INSTRUCTIONS TO FOLLOW:
Word for word, restate every line of the listing that follows.

--

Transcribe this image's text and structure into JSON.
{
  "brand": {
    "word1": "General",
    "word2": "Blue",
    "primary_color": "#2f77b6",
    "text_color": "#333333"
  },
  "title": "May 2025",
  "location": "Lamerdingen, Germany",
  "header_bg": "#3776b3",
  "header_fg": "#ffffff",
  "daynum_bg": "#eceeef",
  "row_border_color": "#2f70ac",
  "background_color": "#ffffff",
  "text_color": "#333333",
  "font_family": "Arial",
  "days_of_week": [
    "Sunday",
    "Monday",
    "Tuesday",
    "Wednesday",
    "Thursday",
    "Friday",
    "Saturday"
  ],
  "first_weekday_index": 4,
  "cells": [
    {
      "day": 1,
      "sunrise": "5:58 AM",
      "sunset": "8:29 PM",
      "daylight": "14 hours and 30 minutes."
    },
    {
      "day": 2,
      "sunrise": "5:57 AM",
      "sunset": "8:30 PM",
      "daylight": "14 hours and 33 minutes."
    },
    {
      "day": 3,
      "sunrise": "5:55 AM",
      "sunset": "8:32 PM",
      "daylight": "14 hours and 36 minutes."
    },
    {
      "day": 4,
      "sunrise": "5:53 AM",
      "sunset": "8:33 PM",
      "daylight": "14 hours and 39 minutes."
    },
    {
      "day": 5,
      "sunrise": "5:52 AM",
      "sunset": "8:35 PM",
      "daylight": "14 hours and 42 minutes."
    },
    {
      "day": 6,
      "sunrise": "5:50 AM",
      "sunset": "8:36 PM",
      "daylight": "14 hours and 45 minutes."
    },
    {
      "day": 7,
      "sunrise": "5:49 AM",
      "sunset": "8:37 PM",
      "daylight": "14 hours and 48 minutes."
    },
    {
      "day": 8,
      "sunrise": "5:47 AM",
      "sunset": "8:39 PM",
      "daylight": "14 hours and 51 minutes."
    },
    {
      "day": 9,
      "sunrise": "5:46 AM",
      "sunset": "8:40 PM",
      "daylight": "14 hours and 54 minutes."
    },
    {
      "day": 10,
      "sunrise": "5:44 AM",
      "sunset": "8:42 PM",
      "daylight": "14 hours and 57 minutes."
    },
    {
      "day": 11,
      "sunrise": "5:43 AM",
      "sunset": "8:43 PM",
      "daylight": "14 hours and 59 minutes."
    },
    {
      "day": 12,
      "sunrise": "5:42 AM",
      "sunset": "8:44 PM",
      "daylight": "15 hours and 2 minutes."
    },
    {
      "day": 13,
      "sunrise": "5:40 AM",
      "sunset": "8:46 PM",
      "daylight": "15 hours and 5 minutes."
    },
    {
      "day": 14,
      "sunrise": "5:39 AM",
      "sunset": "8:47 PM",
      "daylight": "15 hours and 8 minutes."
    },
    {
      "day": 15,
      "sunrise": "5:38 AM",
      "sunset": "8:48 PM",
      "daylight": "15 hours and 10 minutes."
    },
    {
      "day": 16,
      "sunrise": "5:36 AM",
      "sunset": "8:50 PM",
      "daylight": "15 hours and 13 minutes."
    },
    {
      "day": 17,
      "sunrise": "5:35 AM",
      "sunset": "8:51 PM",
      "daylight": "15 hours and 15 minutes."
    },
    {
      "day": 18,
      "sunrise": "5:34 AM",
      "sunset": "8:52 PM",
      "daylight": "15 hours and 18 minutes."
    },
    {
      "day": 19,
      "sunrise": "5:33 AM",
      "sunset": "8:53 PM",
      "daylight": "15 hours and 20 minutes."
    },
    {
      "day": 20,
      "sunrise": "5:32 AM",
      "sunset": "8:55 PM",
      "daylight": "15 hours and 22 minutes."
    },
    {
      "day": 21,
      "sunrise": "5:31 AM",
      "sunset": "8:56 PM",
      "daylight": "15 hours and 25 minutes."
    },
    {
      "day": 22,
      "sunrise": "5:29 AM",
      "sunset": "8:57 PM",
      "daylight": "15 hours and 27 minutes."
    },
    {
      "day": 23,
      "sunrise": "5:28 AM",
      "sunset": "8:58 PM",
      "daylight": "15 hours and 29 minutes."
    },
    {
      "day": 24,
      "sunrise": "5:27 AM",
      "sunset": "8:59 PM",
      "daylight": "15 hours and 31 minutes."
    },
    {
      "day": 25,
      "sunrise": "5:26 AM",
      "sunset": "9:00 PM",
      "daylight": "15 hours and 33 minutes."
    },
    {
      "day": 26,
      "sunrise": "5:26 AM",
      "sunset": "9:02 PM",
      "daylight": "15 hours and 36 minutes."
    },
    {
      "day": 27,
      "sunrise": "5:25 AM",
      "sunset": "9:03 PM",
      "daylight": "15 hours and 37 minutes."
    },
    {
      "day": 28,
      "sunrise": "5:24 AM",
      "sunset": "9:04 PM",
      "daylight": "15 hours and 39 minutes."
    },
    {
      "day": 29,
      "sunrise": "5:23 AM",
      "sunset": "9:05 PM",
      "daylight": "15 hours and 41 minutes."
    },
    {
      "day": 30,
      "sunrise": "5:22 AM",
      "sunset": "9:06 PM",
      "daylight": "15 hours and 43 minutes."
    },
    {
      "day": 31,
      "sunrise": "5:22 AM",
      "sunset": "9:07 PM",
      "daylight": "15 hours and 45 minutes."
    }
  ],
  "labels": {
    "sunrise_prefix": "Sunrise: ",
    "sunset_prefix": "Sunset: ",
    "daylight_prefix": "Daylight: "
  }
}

--

ANSWER TO THE EXERCISE:
Transcribe this image's text and structure into JSON.
{
  "brand": {
    "word1": "General",
    "word2": "Blue",
    "primary_color": "#2f77b6",
    "text_color": "#333333"
  },
  "title": "May 2025",
  "location": "Lamerdingen, Germany",
  "header_bg": "#3776b3",
  "header_fg": "#ffffff",
  "daynum_bg": "#eceeef",
  "row_border_color": "#2f70ac",
  "background_color": "#ffffff",
  "text_color": "#333333",
  "font_family": "Arial",
  "days_of_week": [
    "Sunday",
    "Monday",
    "Tuesday",
    "Wednesday",
    "Thursday",
    "Friday",
    "Saturday"
  ],
  "first_weekday_index": 4,
  "cells": [
    {
      "day": 1,
      "sunrise": "5:58 AM",
      "sunset": "8:29 PM",
      "daylight": "14 hours and 30 minutes."
    },
    {
      "day": 2,
      "sunrise": "5:57 AM",
      "sunset": "8:30 PM",
      "daylight": "14 hours and 33 minutes."
    },
    {
      "day": 3,
      "sunrise": "5:55 AM",
      "sunset": "8:32 PM",
      "daylight": "14 hours and 36 minutes."
    },
    {
      "day": 4,
      "sunrise": "5:53 AM",
      "sunset": "8:33 PM",
      "daylight": "14 hours and 39 minutes."
    },
    {
      "day": 5,
      "sunrise": "5:52 AM",
      "sunset": "8:35 PM",
      "daylight": "14 hours and 42 minutes."
    },
    {
      "day": 6,
      "sunrise": "5:50 AM",
      "sunset": "8:36 PM",
      "daylight": "14 hours and 45 minutes."
    },
    {
      "day": 7,
      "sunrise": "5:49 AM",
      "sunset": "8:37 PM",
      "daylight": "14 hours and 48 minutes."
    },
    {
      "day": 8,
      "sunrise": "5:47 AM",
      "sunset": "8:39 PM",
      "daylight": "14 hours and 51 minutes."
    },
    {
      "day": 9,
      "sunrise": "5:46 AM",
      "sunset": "8:40 PM",
      "daylight": "14 hours and 54 minutes."
    },
    {
      "day": 10,
      "sunrise": "5:44 AM",
      "sunset": "8:42 PM",
      "daylight": "14 hours and 57 minutes."
    },
    {
      "day": 11,
      "sunrise": "5:43 AM",
      "sunset": "8:43 PM",
      "daylight": "14 hours and 59 minutes."
    },
    {
      "day": 12,
      "sunrise": "5:42 AM",
      "sunset": "8:44 PM",
      "daylight": "15 hours and 2 minutes."
    },
    {
      "day": 13,
      "sunrise": "5:40 AM",
      "sunset": "8:46 PM",
      "daylight": "15 hours and 5 minutes."
    },
    {
      "day": 14,
      "sunrise": "5:39 AM",
      "sunset": "8:47 PM",
      "daylight": "15 hours and 8 minutes."
    },
    {
      "day": 15,
      "sunrise": "5:38 AM",
      "sunset": "8:48 PM",
      "daylight": "15 hours and 10 minutes."
    },
    {
      "day": 16,
      "sunrise": "5:36 AM",
      "sunset": "8:50 PM",
      "daylight": "15 hours and 13 minutes."
    },
    {
      "day": 17,
      "sunrise": "5:35 AM",
      "sunset": "8:51 PM",
      "daylight": "15 hours and 15 minutes."
    },
    {
      "day": 18,
      "sunrise": "5:34 AM",
      "sunset": "8:52 PM",
      "daylight": "15 hours and 18 minutes."
    },
    {
      "day": 19,
      "sunrise": "5:33 AM",
      "sunset": "8:53 PM",
      "daylight": "15 hours and 20 minutes."
    },
    {
      "day": 20,
      "sunrise": "5:32 AM",
      "sunset": "8:55 PM",
      "daylight": "15 hours and 22 minutes."
    },
    {
      "day": 21,
      "sunrise": "5:31 AM",
      "sunset": "8:56 PM",
      "daylight": "15 hours and 25 minutes."
    },
    {
      "day": 22,
      "sunrise": "5:29 AM",
      "sunset": "8:57 PM",
      "daylight": "15 hours and 27 minutes."
    },
    {
      "day": 23,
      "sunrise": "5:28 AM",
      "sunset": "8:58 PM",
      "daylight": "15 hours and 29 minutes."
    },
    {
      "day": 24,
      "sunrise": "5:27 AM",
      "sunset": "8:59 PM",
      "daylight": "15 hours and 31 minutes."
    },
    {
      "day": 25,
      "sunrise": "5:26 AM",
      "sunset": "9:00 PM",
      "daylight": "15 hours and 33 minutes."
    },
    {
      "day": 26,
      "sunrise": "5:26 AM",
      "sunset": "9:02 PM",
      "daylight": "15 hours and 36 minutes."
    },
    {
      "day": 27,
      "sunrise": "5:25 AM",
      "sunset": "9:03 PM",
      "daylight": "15 hours and 37 minutes."
    },
    {
      "day": 28,
      "sunrise": "5:24 AM",
      "sunset": "9:04 PM",
      "daylight": "15 hours and 39 minutes."
    },
    {
      "day": 29,
      "sunrise": "5:23 AM",
      "sunset": "9:05 PM",
      "daylight": "15 hours and 41 minutes."
    },
    {
      "day": 30,
      "sunrise": "5:22 AM",
      "sunset": "9:06 PM",
      "daylight": "15 hours and 43 minutes."
    },
    {
      "day": 31,
      "sunrise": "5:22 AM",
      "sunset": "9:07 PM",
      "daylight": "15 hours and 45 minutes."
    }
  ],
  "labels": {
    "sunrise_prefix": "Sunrise: ",
    "sunset_prefix": "Sunset: ",
    "daylight_prefix": "Daylight: "
  }
}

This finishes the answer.